Excerpt to read below:

Eric summarized noting that, given those fresh “hoops,” LSA will not lose its appeal due to the medical changes for pilots.
“After reviewing the new requirements, the so-called relaxing of the medical for pilots, I am rather surprised at the pundits’ responses,” elaborated Eric. “This is not at all the same as the LSA rule. Indeed this is in some ways worse than what they have at the moment, in my opinion. You now have people who have to go to a doctor who will be unsure of what is really required and perhaps reluctant to sign off on a certificate that they know so little about.”
Eric suggested asking yourself these questions: “Will doctors unfamiliar with aviation be willing to sign off for aviation medicals? Will they be willing to take on the responsibility for this in light of the legal response, if it should occur (as it no doubt will) that a pilot has a medical issue while flying after seeing a regular doctor? I think that the positive thoughts expressed today by some might change when we recheck this in a few years. Time will tell.”
“The LSA rule is far better,” Eric concluded. “People should be made aware of this.”
Jack Martin says
Congress passed a law saying we can fly a plane with up to 6 seats, single engine.fixed gear, fixed pitch prop, up to 4,000 pound gross, with a driver’s license. What we got after the FAA was a more complicated medical. Yes we still have to have proof of a medical. You Cannot fly a Skyhawk without proof of a current medical. You cannot fly it using a driver’s license for a medical. Unfortunately, the FAA regulations are law, not what Congress passed. Once again the FAA got the gold mine and we got the shaft!
Dan Johnson says
Interesting line: “FAA got the gold mine and we got the shaft!” You are not alone in thinking FAA managed to complicate this medical reform. On reflection, many of us remain amazed that a Sport Pilot certificate holder — or someone with a higher level certificate exercising Sport Pilot privileges — could use a drivers license to substitute for a medical. Like Part 103, one wonders if a no-medical Sport Pilot certificate would pass get through the bureaucracy these days? The whole SP/LSA rule was reportedly held up for at least two years allegedly because FAA’s legal people did not like the no-medical part, a fact made all the more amazing as medical related accidents are a statistically insignificant cause of any mishap.
Patrick Welburn says
If a family doctor is unsure as to what is required of him/her in signing off on a BasicMed certificate he/she can easily state an all inclusive DISCLAIMER, something to the effect that doctor is only certifying that the patient is known to him/her to be in generally good health with no maladies, afflictions, or handicaps that would exclude applicant, in Doctor’s opinion, from safely exercising the duties of driving an automobile or piloting a small aircraft.

End of Excerpt to read.
Data excerpts below:

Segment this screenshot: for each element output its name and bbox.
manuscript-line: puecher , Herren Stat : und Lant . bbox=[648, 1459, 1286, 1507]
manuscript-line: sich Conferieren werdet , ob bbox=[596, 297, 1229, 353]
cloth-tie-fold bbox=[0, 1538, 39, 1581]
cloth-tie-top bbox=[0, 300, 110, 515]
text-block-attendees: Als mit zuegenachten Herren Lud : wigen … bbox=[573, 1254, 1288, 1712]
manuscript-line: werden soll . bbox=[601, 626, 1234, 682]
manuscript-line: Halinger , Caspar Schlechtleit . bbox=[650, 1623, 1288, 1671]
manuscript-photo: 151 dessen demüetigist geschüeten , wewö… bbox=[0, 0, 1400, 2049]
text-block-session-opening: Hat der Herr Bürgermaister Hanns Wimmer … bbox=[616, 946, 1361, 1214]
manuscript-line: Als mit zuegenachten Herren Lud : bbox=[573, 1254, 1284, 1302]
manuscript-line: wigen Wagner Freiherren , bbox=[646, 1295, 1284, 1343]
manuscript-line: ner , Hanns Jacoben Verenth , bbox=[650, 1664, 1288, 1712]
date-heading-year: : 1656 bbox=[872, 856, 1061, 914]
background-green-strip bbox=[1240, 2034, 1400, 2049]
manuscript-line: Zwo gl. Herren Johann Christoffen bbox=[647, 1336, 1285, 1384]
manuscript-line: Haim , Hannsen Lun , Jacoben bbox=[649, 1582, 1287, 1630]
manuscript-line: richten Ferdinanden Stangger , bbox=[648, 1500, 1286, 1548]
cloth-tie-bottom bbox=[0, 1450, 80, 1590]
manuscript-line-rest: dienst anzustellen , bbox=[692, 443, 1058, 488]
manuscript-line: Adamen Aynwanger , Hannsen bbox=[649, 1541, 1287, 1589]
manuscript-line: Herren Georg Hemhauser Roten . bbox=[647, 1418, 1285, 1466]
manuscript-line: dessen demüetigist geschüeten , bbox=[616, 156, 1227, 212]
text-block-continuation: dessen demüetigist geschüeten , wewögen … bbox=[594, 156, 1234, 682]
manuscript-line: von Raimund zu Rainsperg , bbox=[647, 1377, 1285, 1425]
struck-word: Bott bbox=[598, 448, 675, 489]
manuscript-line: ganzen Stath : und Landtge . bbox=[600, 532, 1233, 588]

End of Data excerpts.

» What the task requires
From the excerpt on the pilot medical rules, pull out the passage from "Patrick Welburn says" up to and including "a small aircraft.", copied word for word. The listing isn't needed for this exercise.

» Solution for this exercise
Patrick Welburn says
If a family doctor is unsure as to what is required of him/her in signing off on a BasicMed certificate he/she can easily state an all inclusive DISCLAIMER, something to the effect that doctor is only certifying that the patient is known to him/her to be in generally good health with no maladies, afflictions, or handicaps that would exclude applicant, in Doctor’s opinion, from safely exercising the duties of driving an automobile or piloting a small aircraft.